═════ Data ═════
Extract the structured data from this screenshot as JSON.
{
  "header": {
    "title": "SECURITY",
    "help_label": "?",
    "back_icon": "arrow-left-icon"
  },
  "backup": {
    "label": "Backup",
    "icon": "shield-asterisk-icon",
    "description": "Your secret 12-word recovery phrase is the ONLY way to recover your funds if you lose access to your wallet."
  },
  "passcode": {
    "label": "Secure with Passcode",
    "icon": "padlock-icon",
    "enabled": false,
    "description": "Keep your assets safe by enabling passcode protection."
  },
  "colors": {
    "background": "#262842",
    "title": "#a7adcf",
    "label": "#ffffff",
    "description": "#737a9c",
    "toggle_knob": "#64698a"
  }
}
═════
» **What you need to do**: Transcribe the data. Leave every line exactly as it is.

» **Written response**:
Extract the structured data from this screenshot as JSON.
{
  "header": {
    "title": "SECURITY",
    "help_label": "?",
    "back_icon": "arrow-left-icon"
  },
  "backup": {
    "label": "Backup",
    "icon": "shield-asterisk-icon",
    "description": "Your secret 12-word recovery phrase is the ONLY way to recover your funds if you lose access to your wallet."
  },
  "passcode": {
    "label": "Secure with Passcode",
    "icon": "padlock-icon",
    "enabled": false,
    "description": "Keep your assets safe by enabling passcode protection."
  },
  "colors": {
    "background": "#262842",
    "title": "#a7adcf",
    "label": "#ffffff",
    "description": "#737a9c",
    "toggle_knob": "#64698a"
  }
}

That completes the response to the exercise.